• **Aim of the exercise**
Filter the entries and keep only the lines where the string "title" appears.

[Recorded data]
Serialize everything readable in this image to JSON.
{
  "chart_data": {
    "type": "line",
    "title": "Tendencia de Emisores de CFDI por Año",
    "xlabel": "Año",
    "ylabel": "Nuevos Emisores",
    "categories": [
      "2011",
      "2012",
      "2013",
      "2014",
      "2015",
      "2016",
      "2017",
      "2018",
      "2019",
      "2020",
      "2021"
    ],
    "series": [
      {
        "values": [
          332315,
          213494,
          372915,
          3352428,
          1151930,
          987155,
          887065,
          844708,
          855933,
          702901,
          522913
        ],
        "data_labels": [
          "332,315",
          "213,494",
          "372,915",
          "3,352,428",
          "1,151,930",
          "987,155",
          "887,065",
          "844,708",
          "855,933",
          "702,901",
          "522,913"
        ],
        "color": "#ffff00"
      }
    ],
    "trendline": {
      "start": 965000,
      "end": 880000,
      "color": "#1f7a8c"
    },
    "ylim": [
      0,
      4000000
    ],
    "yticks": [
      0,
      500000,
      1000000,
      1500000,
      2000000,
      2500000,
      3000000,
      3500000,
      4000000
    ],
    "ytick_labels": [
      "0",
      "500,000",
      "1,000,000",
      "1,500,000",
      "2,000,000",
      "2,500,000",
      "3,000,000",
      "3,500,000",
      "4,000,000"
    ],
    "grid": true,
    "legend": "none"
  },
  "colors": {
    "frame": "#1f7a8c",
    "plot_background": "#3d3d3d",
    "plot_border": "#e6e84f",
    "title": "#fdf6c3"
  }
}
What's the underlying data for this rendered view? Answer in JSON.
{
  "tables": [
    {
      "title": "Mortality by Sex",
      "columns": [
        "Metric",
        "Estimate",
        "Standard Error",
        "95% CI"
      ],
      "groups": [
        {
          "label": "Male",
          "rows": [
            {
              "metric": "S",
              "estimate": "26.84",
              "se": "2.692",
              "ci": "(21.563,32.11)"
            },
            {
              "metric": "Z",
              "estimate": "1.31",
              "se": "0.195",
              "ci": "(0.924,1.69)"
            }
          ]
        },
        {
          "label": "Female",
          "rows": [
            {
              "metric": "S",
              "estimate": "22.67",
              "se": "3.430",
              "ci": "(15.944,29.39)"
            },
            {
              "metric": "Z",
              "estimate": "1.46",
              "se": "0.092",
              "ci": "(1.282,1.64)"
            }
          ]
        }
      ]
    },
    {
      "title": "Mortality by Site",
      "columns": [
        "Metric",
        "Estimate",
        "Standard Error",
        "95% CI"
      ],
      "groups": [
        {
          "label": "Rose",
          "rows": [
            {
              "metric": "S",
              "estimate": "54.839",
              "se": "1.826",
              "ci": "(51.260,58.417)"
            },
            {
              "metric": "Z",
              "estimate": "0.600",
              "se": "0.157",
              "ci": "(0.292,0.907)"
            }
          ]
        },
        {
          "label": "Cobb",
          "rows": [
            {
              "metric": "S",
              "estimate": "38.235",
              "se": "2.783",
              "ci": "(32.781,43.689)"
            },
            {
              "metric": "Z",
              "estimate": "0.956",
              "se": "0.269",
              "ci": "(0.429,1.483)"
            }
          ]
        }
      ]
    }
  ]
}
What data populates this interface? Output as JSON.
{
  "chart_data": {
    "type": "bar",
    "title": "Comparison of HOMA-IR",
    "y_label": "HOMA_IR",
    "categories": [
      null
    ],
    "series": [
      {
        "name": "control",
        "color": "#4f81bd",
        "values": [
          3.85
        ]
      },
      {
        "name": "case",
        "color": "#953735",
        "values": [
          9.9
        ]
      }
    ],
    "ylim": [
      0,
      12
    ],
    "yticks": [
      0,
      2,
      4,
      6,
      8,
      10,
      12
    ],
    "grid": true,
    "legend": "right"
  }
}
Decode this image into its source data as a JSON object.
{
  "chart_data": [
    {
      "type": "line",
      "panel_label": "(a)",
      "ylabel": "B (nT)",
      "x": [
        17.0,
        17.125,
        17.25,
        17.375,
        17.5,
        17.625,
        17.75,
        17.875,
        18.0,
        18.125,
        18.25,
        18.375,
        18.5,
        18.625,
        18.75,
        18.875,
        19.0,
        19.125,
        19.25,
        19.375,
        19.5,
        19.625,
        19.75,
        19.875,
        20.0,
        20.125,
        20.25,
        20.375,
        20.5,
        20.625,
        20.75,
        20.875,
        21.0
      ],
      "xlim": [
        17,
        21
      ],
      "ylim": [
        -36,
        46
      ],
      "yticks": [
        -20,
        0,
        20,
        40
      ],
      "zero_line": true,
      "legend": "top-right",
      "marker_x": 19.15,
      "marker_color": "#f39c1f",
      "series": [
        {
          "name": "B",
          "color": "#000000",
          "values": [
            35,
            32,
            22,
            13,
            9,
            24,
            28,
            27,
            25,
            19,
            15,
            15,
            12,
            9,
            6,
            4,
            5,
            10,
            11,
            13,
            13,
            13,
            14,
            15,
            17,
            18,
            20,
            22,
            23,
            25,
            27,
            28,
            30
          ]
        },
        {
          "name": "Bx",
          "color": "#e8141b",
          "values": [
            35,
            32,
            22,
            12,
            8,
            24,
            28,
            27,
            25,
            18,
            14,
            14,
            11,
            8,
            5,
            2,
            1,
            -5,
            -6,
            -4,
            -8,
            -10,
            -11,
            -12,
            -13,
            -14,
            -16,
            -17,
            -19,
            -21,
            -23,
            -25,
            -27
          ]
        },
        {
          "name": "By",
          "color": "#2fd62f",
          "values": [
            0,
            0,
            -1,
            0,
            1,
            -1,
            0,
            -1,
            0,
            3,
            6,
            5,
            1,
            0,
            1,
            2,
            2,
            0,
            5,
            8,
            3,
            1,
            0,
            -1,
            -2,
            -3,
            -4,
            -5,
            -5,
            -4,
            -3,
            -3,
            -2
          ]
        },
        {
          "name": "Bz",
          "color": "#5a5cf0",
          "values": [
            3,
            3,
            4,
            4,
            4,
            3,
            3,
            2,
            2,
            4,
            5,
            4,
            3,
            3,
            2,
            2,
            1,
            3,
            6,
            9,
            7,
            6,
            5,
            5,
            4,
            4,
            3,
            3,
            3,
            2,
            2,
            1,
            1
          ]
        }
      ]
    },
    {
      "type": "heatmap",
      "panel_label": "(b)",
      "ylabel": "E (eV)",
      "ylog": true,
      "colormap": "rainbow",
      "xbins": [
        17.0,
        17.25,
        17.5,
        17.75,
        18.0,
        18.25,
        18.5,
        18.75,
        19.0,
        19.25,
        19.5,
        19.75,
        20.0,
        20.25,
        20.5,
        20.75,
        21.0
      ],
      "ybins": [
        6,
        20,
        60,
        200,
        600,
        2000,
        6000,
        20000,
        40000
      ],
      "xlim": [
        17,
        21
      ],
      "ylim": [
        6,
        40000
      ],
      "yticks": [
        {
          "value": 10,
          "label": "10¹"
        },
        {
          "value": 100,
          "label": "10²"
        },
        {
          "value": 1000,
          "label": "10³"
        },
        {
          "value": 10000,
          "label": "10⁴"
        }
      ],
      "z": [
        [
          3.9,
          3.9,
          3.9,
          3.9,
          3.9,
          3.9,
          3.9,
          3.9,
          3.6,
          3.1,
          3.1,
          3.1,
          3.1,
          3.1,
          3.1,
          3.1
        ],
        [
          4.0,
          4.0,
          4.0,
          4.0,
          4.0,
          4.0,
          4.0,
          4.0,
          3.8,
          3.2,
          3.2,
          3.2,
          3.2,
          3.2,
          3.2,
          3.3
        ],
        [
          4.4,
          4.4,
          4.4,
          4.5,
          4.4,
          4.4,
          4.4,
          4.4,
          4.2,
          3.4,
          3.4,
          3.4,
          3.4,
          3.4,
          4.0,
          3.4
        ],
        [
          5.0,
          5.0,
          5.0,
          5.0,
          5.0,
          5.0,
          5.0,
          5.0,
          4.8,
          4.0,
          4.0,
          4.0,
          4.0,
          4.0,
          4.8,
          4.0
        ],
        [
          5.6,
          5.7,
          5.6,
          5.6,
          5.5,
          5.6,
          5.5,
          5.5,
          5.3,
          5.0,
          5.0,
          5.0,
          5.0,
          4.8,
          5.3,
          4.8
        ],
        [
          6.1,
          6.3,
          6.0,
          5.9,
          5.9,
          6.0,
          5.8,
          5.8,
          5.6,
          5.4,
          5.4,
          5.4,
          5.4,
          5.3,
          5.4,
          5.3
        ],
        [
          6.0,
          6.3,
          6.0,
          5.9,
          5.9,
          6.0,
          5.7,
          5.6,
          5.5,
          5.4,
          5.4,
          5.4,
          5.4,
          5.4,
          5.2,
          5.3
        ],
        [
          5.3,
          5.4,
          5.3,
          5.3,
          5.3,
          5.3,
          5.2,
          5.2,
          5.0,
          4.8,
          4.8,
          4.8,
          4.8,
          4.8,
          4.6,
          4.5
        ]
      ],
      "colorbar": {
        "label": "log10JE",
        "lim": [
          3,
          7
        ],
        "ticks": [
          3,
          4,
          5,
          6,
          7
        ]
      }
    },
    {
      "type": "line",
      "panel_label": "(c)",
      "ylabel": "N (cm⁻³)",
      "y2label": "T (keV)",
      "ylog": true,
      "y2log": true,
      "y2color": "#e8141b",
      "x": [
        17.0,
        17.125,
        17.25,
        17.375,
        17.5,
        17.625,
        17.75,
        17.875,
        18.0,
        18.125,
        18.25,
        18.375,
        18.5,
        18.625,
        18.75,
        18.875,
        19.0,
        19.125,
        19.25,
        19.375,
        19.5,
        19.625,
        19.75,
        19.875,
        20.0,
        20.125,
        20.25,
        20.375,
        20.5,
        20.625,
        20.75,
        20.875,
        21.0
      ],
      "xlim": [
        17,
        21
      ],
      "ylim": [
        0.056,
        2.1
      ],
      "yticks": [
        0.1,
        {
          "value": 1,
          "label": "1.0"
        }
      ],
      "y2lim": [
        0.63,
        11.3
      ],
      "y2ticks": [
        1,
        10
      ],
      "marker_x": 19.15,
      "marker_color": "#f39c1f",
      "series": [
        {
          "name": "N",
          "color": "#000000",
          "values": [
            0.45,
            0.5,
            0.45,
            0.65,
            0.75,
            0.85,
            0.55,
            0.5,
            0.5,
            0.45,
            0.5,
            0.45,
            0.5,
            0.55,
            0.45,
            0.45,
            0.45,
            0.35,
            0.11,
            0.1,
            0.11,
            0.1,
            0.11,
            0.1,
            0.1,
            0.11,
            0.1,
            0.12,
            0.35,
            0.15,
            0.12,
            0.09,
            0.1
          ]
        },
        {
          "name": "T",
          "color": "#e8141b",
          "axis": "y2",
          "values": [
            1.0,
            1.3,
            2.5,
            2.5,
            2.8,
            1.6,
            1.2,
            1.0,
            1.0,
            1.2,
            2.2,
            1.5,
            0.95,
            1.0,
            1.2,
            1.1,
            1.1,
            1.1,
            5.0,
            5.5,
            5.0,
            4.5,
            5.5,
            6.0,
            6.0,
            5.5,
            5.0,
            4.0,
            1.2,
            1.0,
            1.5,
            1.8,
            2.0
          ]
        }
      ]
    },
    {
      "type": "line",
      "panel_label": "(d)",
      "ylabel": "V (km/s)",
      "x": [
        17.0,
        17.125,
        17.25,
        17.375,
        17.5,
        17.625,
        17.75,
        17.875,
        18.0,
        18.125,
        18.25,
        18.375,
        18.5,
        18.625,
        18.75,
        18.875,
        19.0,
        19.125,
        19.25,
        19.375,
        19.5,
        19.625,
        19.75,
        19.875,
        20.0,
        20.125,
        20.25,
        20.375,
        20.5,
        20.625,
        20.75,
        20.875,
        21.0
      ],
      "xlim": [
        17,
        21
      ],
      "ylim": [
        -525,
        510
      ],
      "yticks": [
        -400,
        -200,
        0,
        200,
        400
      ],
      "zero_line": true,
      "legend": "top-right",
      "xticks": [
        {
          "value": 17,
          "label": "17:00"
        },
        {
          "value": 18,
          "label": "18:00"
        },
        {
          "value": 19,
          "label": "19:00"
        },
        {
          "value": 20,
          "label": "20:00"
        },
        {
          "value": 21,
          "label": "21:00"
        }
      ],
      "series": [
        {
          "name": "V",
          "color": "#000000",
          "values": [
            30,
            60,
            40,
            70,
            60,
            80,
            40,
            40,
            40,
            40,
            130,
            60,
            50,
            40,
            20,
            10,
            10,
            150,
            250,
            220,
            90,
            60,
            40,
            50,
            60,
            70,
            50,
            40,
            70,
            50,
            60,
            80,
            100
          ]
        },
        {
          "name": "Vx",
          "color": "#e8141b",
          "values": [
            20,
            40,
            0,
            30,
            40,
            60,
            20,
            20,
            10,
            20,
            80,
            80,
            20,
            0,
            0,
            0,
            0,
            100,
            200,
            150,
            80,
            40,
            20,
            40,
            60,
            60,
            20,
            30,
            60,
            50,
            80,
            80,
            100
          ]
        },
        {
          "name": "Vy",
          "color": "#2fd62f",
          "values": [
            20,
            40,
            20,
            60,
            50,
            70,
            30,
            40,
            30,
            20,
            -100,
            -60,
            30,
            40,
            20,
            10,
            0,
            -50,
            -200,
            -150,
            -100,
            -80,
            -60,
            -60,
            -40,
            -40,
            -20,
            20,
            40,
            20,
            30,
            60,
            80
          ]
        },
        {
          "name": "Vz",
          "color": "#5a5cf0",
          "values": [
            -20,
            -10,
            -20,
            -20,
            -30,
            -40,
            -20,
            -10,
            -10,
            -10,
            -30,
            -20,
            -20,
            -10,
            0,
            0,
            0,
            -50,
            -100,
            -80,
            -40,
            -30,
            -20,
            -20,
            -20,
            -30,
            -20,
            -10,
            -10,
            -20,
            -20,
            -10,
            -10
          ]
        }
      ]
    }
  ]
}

• **The output**
    "title": "Tendencia de Emisores de CFDI por Año",
    "title": "#fdf6c3"
      "title": "Mortality by Sex",
      "title": "Mortality by Site",
    "title": "Comparison of HOMA-IR",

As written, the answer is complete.